(Task prompt): How many lines in these records hold the string "content"? Reply with the number alone.

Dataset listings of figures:
--*--

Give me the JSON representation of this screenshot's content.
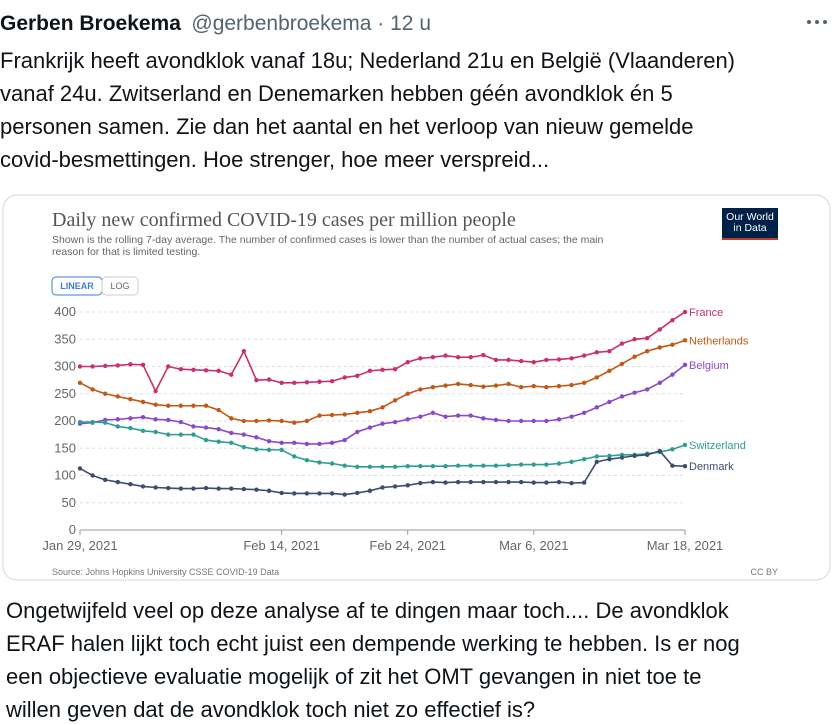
{
  "tweet": {
    "name": "Gerben Broekema",
    "meta": "@gerbenbroekema · 12 u",
    "text_lines": [
      "Frankrijk heeft avondklok vanaf 18u; Nederland 21u en België (Vlaanderen)",
      "vanaf 24u. Zwitserland en Denemarken hebben géén avondklok én 5",
      "personen samen. Zie dan het aantal en het verloop van nieuw gemelde",
      "covid-besmettingen. Hoe strenger, hoe meer verspreid..."
    ],
    "reply_lines": [
      "Ongetwijfeld veel op deze analyse af te dingen maar toch.... De avondklok",
      "ERAF halen lijkt toch echt juist een dempende werking te hebben. Is er nog",
      "een objectieve evaluatie mogelijk of zit het OMT gevangen in niet toe te",
      "willen geven dat de avondklok toch niet zo effectief is?"
    ]
  },
  "chart_data": {
    "type": "line",
    "title": "Daily new confirmed COVID-19 cases per million people",
    "subtitle_lines": [
      "Shown is the rolling 7-day average. The number of confirmed cases is lower than the number of actual cases; the main",
      "reason for that is limited testing."
    ],
    "buttons": [
      "LINEAR",
      "LOG"
    ],
    "logo_lines": [
      "Our World",
      "in Data"
    ],
    "source": "Source: Johns Hopkins University CSSE COVID-19 Data",
    "license": "CC BY",
    "x": [
      "2021-01-29",
      "2021-01-30",
      "2021-01-31",
      "2021-02-01",
      "2021-02-02",
      "2021-02-03",
      "2021-02-04",
      "2021-02-05",
      "2021-02-06",
      "2021-02-07",
      "2021-02-08",
      "2021-02-09",
      "2021-02-10",
      "2021-02-11",
      "2021-02-12",
      "2021-02-13",
      "2021-02-14",
      "2021-02-15",
      "2021-02-16",
      "2021-02-17",
      "2021-02-18",
      "2021-02-19",
      "2021-02-20",
      "2021-02-21",
      "2021-02-22",
      "2021-02-23",
      "2021-02-24",
      "2021-02-25",
      "2021-02-26",
      "2021-02-27",
      "2021-02-28",
      "2021-03-01",
      "2021-03-02",
      "2021-03-03",
      "2021-03-04",
      "2021-03-05",
      "2021-03-06",
      "2021-03-07",
      "2021-03-08",
      "2021-03-09",
      "2021-03-10",
      "2021-03-11",
      "2021-03-12",
      "2021-03-13",
      "2021-03-14",
      "2021-03-15",
      "2021-03-16",
      "2021-03-17",
      "2021-03-18"
    ],
    "xlim": [
      "2021-01-29",
      "2021-03-18"
    ],
    "xticks": [
      {
        "value": "2021-01-29",
        "label": "Jan 29, 2021"
      },
      {
        "value": "2021-02-14",
        "label": "Feb 14, 2021"
      },
      {
        "value": "2021-02-24",
        "label": "Feb 24, 2021"
      },
      {
        "value": "2021-03-06",
        "label": "Mar 6, 2021"
      },
      {
        "value": "2021-03-18",
        "label": "Mar 18, 2021"
      }
    ],
    "ylim": [
      0,
      400
    ],
    "yticks": [
      0,
      50,
      100,
      150,
      200,
      250,
      300,
      350,
      400
    ],
    "grid": true,
    "series": [
      {
        "name": "France",
        "color": "#c8306f",
        "values": [
          300,
          300,
          301,
          302,
          304,
          303,
          255,
          300,
          295,
          294,
          293,
          292,
          285,
          328,
          275,
          276,
          270,
          270,
          271,
          272,
          273,
          280,
          283,
          292,
          294,
          295,
          308,
          315,
          317,
          320,
          317,
          317,
          321,
          312,
          312,
          310,
          308,
          312,
          313,
          315,
          320,
          326,
          328,
          342,
          350,
          352,
          368,
          385,
          400
        ]
      },
      {
        "name": "Netherlands",
        "color": "#c05917",
        "values": [
          270,
          258,
          250,
          245,
          240,
          235,
          230,
          228,
          228,
          228,
          228,
          220,
          205,
          200,
          200,
          201,
          200,
          197,
          200,
          210,
          211,
          212,
          215,
          218,
          225,
          238,
          250,
          258,
          262,
          265,
          268,
          266,
          263,
          265,
          268,
          262,
          264,
          262,
          264,
          266,
          270,
          280,
          292,
          305,
          318,
          328,
          335,
          340,
          348
        ]
      },
      {
        "name": "Belgium",
        "color": "#8a4ac7",
        "values": [
          195,
          197,
          202,
          203,
          205,
          207,
          203,
          202,
          198,
          190,
          188,
          185,
          178,
          175,
          170,
          163,
          160,
          160,
          158,
          158,
          160,
          165,
          180,
          188,
          195,
          198,
          203,
          208,
          215,
          208,
          210,
          210,
          205,
          202,
          200,
          200,
          200,
          200,
          203,
          208,
          215,
          225,
          235,
          245,
          252,
          258,
          270,
          285,
          303
        ]
      },
      {
        "name": "Switzerland",
        "color": "#2e9e93",
        "values": [
          198,
          198,
          197,
          190,
          187,
          182,
          180,
          175,
          175,
          175,
          165,
          162,
          160,
          152,
          148,
          147,
          147,
          135,
          128,
          124,
          122,
          118,
          116,
          116,
          116,
          116,
          117,
          117,
          117,
          117,
          118,
          118,
          118,
          118,
          119,
          120,
          120,
          120,
          122,
          125,
          130,
          135,
          136,
          138,
          138,
          140,
          143,
          148,
          156
        ]
      },
      {
        "name": "Denmark",
        "color": "#3c4e6e",
        "values": [
          113,
          100,
          92,
          88,
          84,
          80,
          78,
          77,
          76,
          76,
          77,
          76,
          76,
          75,
          74,
          72,
          68,
          67,
          67,
          67,
          67,
          65,
          68,
          72,
          78,
          80,
          82,
          86,
          88,
          87,
          88,
          88,
          88,
          88,
          88,
          88,
          87,
          87,
          88,
          86,
          87,
          125,
          130,
          133,
          136,
          138,
          145,
          118,
          117
        ]
      }
    ]
  }
}
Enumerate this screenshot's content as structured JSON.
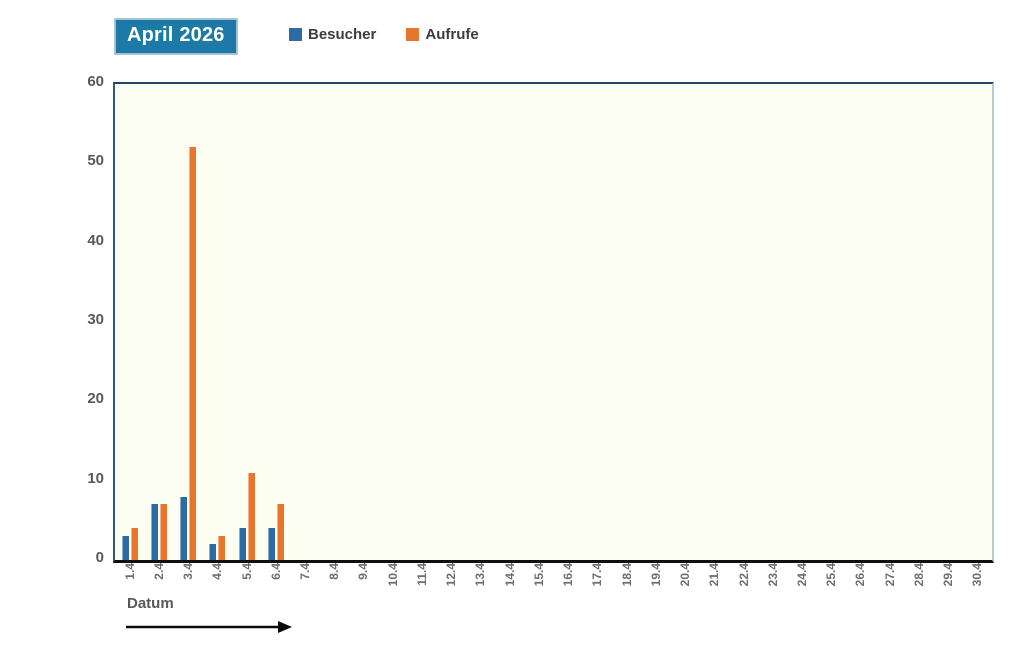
{
  "title_badge": {
    "label": "April 2026"
  },
  "theme": {
    "badge_bg": "#1d7aa6",
    "badge_text": "#ffffff",
    "plot_bg": "#fdfef2",
    "besucher_blue": "#2c6ba3",
    "aufrufe_orange": "#e8752c",
    "axis_label_gray": "#595959"
  },
  "x_axis": {
    "label": "Datum"
  },
  "chart_data": {
    "type": "bar",
    "title": "April 2026",
    "xlabel": "Datum",
    "ylabel": "",
    "ylim": [
      0,
      60
    ],
    "yticks": [
      0,
      10,
      20,
      30,
      40,
      50,
      60
    ],
    "grid": false,
    "legend_position": "top",
    "categories": [
      "1.4",
      "2.4",
      "3.4",
      "4.4",
      "5.4",
      "6.4",
      "7.4",
      "8.4",
      "9.4",
      "10.4",
      "11.4",
      "12.4",
      "13.4",
      "14.4",
      "15.4",
      "16.4",
      "17.4",
      "18.4",
      "19.4",
      "20.4",
      "21.4",
      "22.4",
      "23.4",
      "24.4",
      "25.4",
      "26.4",
      "27.4",
      "28.4",
      "29.4",
      "30.4"
    ],
    "series": [
      {
        "name": "Besucher",
        "color": "#2c6ba3",
        "values": [
          3,
          7,
          8,
          2,
          4,
          4,
          0,
          0,
          0,
          0,
          0,
          0,
          0,
          0,
          0,
          0,
          0,
          0,
          0,
          0,
          0,
          0,
          0,
          0,
          0,
          0,
          0,
          0,
          0,
          0
        ]
      },
      {
        "name": "Aufrufe",
        "color": "#e8752c",
        "values": [
          4,
          7,
          52,
          3,
          11,
          7,
          0,
          0,
          0,
          0,
          0,
          0,
          0,
          0,
          0,
          0,
          0,
          0,
          0,
          0,
          0,
          0,
          0,
          0,
          0,
          0,
          0,
          0,
          0,
          0
        ]
      }
    ]
  }
}
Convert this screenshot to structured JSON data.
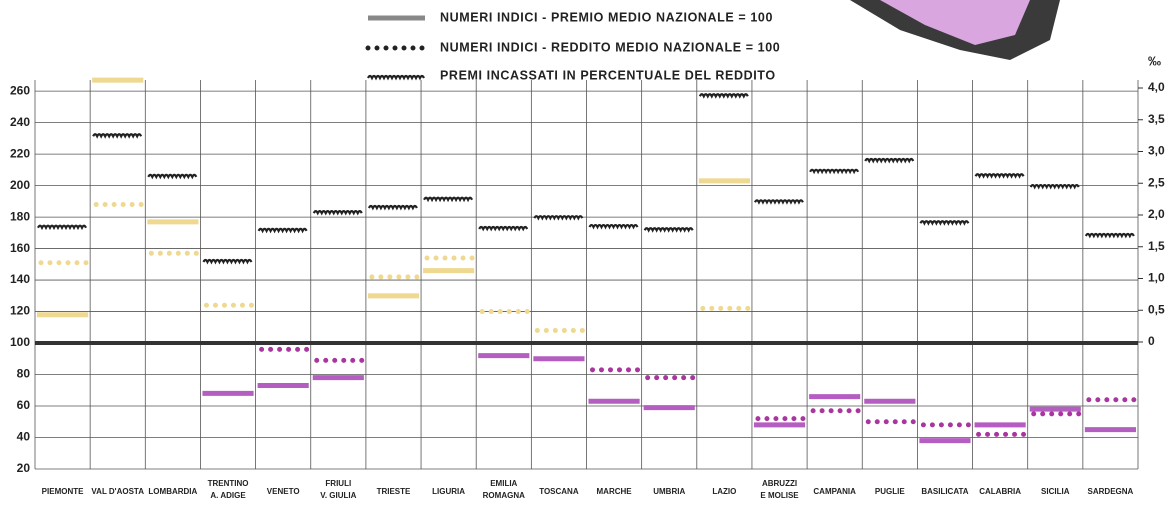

--*--

(Output): 2